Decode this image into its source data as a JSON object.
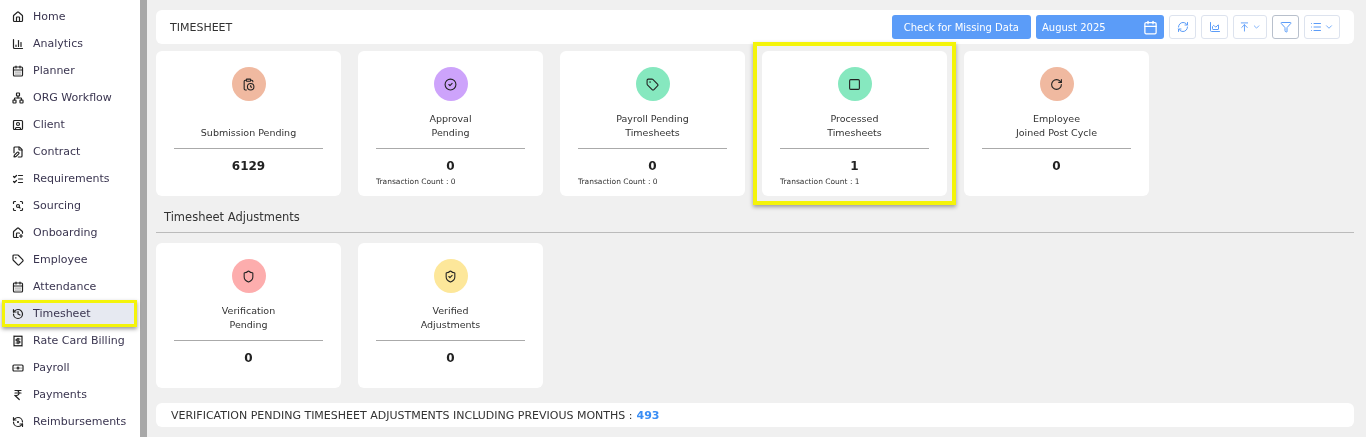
{
  "sidebar": {
    "items": [
      {
        "label": "Home",
        "selected": false,
        "highlighted": false
      },
      {
        "label": "Analytics",
        "selected": false,
        "highlighted": false
      },
      {
        "label": "Planner",
        "selected": false,
        "highlighted": false
      },
      {
        "label": "ORG Workflow",
        "selected": false,
        "highlighted": false
      },
      {
        "label": "Client",
        "selected": false,
        "highlighted": false
      },
      {
        "label": "Contract",
        "selected": false,
        "highlighted": false
      },
      {
        "label": "Requirements",
        "selected": false,
        "highlighted": false
      },
      {
        "label": "Sourcing",
        "selected": false,
        "highlighted": false
      },
      {
        "label": "Onboarding",
        "selected": false,
        "highlighted": false
      },
      {
        "label": "Employee",
        "selected": false,
        "highlighted": false
      },
      {
        "label": "Attendance",
        "selected": false,
        "highlighted": false
      },
      {
        "label": "Timesheet",
        "selected": true,
        "highlighted": true
      },
      {
        "label": "Rate Card Billing",
        "selected": false,
        "highlighted": false
      },
      {
        "label": "Payroll",
        "selected": false,
        "highlighted": false
      },
      {
        "label": "Payments",
        "selected": false,
        "highlighted": false
      },
      {
        "label": "Reimbursements",
        "selected": false,
        "highlighted": false
      }
    ]
  },
  "header": {
    "title": "TIMESHEET",
    "check_button": "Check for Missing Data",
    "month": "August 2025"
  },
  "cards": [
    {
      "title": [
        "Submission Pending"
      ],
      "value": "6129",
      "color": "#f0b9a0",
      "highlighted": false
    },
    {
      "title": [
        "Approval",
        "Pending"
      ],
      "value": "0",
      "count": "Transaction Count : 0",
      "color": "#cda3fb",
      "highlighted": false
    },
    {
      "title": [
        "Payroll Pending",
        "Timesheets"
      ],
      "value": "0",
      "count": "Transaction Count : 0",
      "color": "#86e8bf",
      "highlighted": false
    },
    {
      "title": [
        "Processed",
        "Timesheets"
      ],
      "value": "1",
      "count": "Transaction Count : 1",
      "color": "#86e8bf",
      "highlighted": true
    },
    {
      "title": [
        "Employee",
        "Joined Post Cycle"
      ],
      "value": "0",
      "color": "#f0b9a0",
      "highlighted": false
    }
  ],
  "adjustments": {
    "heading": "Timesheet Adjustments",
    "cards": [
      {
        "title": [
          "Verification",
          "Pending"
        ],
        "value": "0",
        "color": "#fdadad",
        "highlighted": false
      },
      {
        "title": [
          "Verified",
          "Adjustments"
        ],
        "value": "0",
        "color": "#fde79a",
        "highlighted": false
      }
    ]
  },
  "footer": {
    "label": "VERIFICATION PENDING TIMESHEET ADJUSTMENTS INCLUDING PREVIOUS MONTHS :",
    "value": "493"
  }
}
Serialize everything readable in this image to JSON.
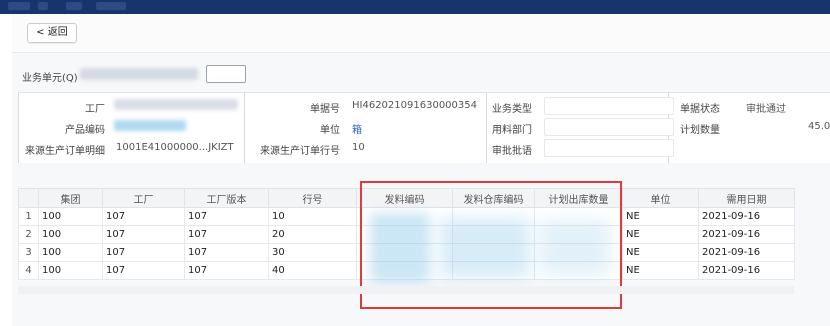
{
  "toolbar": {
    "back_label": "< 返回"
  },
  "business_unit": {
    "label": "业务单元(Q)",
    "value": ""
  },
  "header_fields": {
    "factory": {
      "label": "工厂",
      "value": ""
    },
    "product_code": {
      "label": "产品编码",
      "value": ""
    },
    "source_order_detail": {
      "label": "来源生产订单明细",
      "value": "1001E41000000...JKIZT"
    },
    "doc_no": {
      "label": "单据号",
      "value": "HI462021091630000354"
    },
    "unit": {
      "label": "单位",
      "value": "箱"
    },
    "source_order_line": {
      "label": "来源生产订单行号",
      "value": "10"
    },
    "biz_type": {
      "label": "业务类型",
      "value": ""
    },
    "use_dept": {
      "label": "用料部门",
      "value": ""
    },
    "approval_flow": {
      "label": "审批批语",
      "value": ""
    },
    "doc_status": {
      "label": "单据状态",
      "value": "审批通过"
    },
    "plan_qty": {
      "label": "计划数量",
      "value": "45.0"
    }
  },
  "table": {
    "columns": [
      "",
      "集团",
      "工厂",
      "工厂版本",
      "行号",
      "发料编码",
      "发料仓库编码",
      "计划出库数量",
      "单位",
      "需用日期"
    ],
    "rows": [
      {
        "idx": "1",
        "group": "100",
        "factory": "107",
        "version": "107",
        "line": "10",
        "unit": "NE",
        "date": "2021-09-16"
      },
      {
        "idx": "2",
        "group": "100",
        "factory": "107",
        "version": "107",
        "line": "20",
        "unit": "NE",
        "date": "2021-09-16"
      },
      {
        "idx": "3",
        "group": "100",
        "factory": "107",
        "version": "107",
        "line": "30",
        "unit": "NE",
        "date": "2021-09-16"
      },
      {
        "idx": "4",
        "group": "100",
        "factory": "107",
        "version": "107",
        "line": "40",
        "unit": "NE",
        "date": "2021-09-16"
      }
    ]
  },
  "colors": {
    "topbar": "#17346b",
    "highlight_border": "#e03a3a",
    "link": "#2b63c7"
  }
}
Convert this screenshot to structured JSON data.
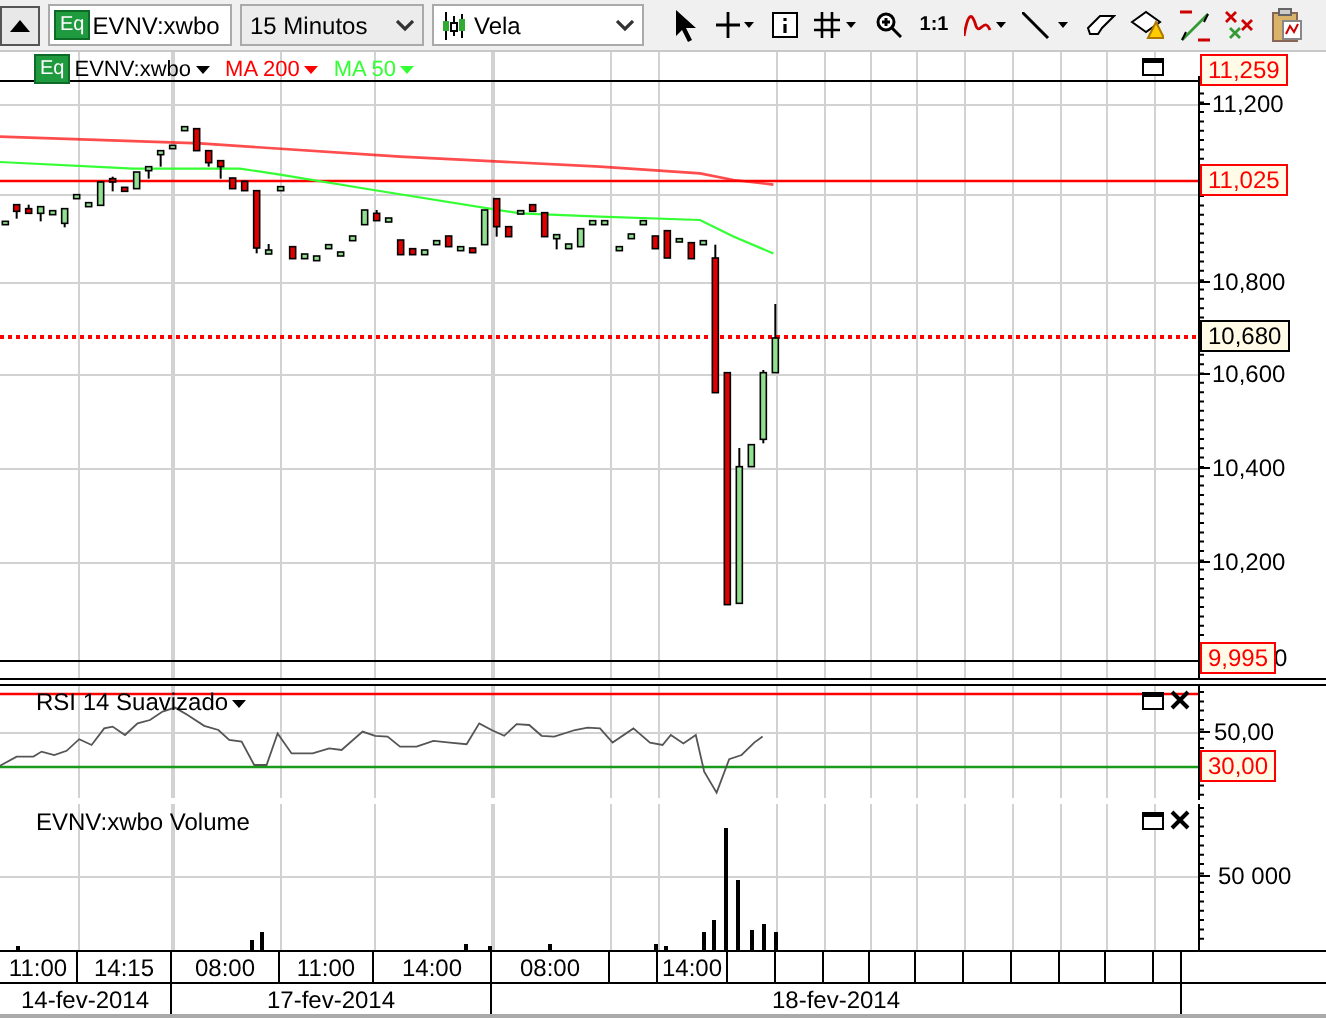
============
#### Exercise prompt
From the records given above, reproduce all text exactly and exclude each picture.

#### Exercise solution
Decode this image into its source data as a JSON object.
{
  "sidebar": {
    "items": [
      {
        "label": "Home",
        "selected": false,
        "highlighted": false
      },
      {
        "label": "Analytics",
        "selected": false,
        "highlighted": false
      },
      {
        "label": "Planner",
        "selected": false,
        "highlighted": false
      },
      {
        "label": "ORG Workflow",
        "selected": false,
        "highlighted": false
      },
      {
        "label": "Client",
        "selected": false,
        "highlighted": false
      },
      {
        "label": "Contract",
        "selected": false,
        "highlighted": false
      },
      {
        "label": "Requirements",
        "selected": false,
        "highlighted": false
      },
      {
        "label": "Sourcing",
        "selected": false,
        "highlighted": false
      },
      {
        "label": "Onboarding",
        "selected": false,
        "highlighted": false
      },
      {
        "label": "Employee",
        "selected": false,
        "highlighted": false
      },
      {
        "label": "Attendance",
        "selected": false,
        "highlighted": false
      },
      {
        "label": "Timesheet",
        "selected": true,
        "highlighted": true
      },
      {
        "label": "Rate Card Billing",
        "selected": false,
        "highlighted": false
      },
      {
        "label": "Payroll",
        "selected": false,
        "highlighted": false
      },
      {
        "label": "Payments",
        "selected": false,
        "highlighted": false
      },
      {
        "label": "Reimbursements",
        "selected": false,
        "highlighted": false
      }
    ]
  },
  "header": {
    "title": "TIMESHEET",
    "check_button": "Check for Missing Data",
    "month": "August 2025"
  },
  "cards": [
    {
      "title": [
        "Submission Pending"
      ],
      "value": "6129",
      "color": "#f0b9a0",
      "highlighted": false
    },
    {
      "title": [
        "Approval",
        "Pending"
      ],
      "value": "0",
      "count": "Transaction Count : 0",
      "color": "#cda3fb",
      "highlighted": false
    },
    {
      "title": [
        "Payroll Pending",
        "Timesheets"
      ],
      "value": "0",
      "count": "Transaction Count : 0",
      "color": "#86e8bf",
      "highlighted": false
    },
    {
      "title": [
        "Processed",
        "Timesheets"
      ],
      "value": "1",
      "count": "Transaction Count : 1",
      "color": "#86e8bf",
      "highlighted": true
    },
    {
      "title": [
        "Employee",
        "Joined Post Cycle"
      ],
      "value": "0",
      "color": "#f0b9a0",
      "highlighted": false
    }
  ],
  "adjustments": {
    "heading": "Timesheet Adjustments",
    "cards": [
      {
        "title": [
          "Verification",
          "Pending"
        ],
        "value": "0",
        "color": "#fdadad",
        "highlighted": false
      },
      {
        "title": [
          "Verified",
          "Adjustments"
        ],
        "value": "0",
        "color": "#fde79a",
        "highlighted": false
      }
    ]
  },
  "footer": {
    "label": "VERIFICATION PENDING TIMESHEET ADJUSTMENTS INCLUDING PREVIOUS MONTHS :",
    "value": "493"
  }
}
Serialize everything readable in this image to JSON.
{
  "toolbar": {
    "back_label": "< 返回"
  },
  "business_unit": {
    "label": "业务单元(Q)",
    "value": ""
  },
  "header_fields": {
    "factory": {
      "label": "工厂",
      "value": ""
    },
    "product_code": {
      "label": "产品编码",
      "value": ""
    },
    "source_order_detail": {
      "label": "来源生产订单明细",
      "value": "1001E41000000...JKIZT"
    },
    "doc_no": {
      "label": "单据号",
      "value": "HI462021091630000354"
    },
    "unit": {
      "label": "单位",
      "value": "箱"
    },
    "source_order_line": {
      "label": "来源生产订单行号",
      "value": "10"
    },
    "biz_type": {
      "label": "业务类型",
      "value": ""
    },
    "use_dept": {
      "label": "用料部门",
      "value": ""
    },
    "approval_flow": {
      "label": "审批批语",
      "value": ""
    },
    "doc_status": {
      "label": "单据状态",
      "value": "审批通过"
    },
    "plan_qty": {
      "label": "计划数量",
      "value": "45.0"
    }
  },
  "table": {
    "columns": [
      "",
      "集团",
      "工厂",
      "工厂版本",
      "行号",
      "发料编码",
      "发料仓库编码",
      "计划出库数量",
      "单位",
      "需用日期"
    ],
    "rows": [
      {
        "idx": "1",
        "group": "100",
        "factory": "107",
        "version": "107",
        "line": "10",
        "unit": "NE",
        "date": "2021-09-16"
      },
      {
        "idx": "2",
        "group": "100",
        "factory": "107",
        "version": "107",
        "line": "20",
        "unit": "NE",
        "date": "2021-09-16"
      },
      {
        "idx": "3",
        "group": "100",
        "factory": "107",
        "version": "107",
        "line": "30",
        "unit": "NE",
        "date": "2021-09-16"
      },
      {
        "idx": "4",
        "group": "100",
        "factory": "107",
        "version": "107",
        "line": "40",
        "unit": "NE",
        "date": "2021-09-16"
      }
    ]
  },
  "colors": {
    "topbar": "#17346b",
    "highlight_border": "#e03a3a",
    "link": "#2b63c7"
  }
}
Convert this screenshot to structured JSON data.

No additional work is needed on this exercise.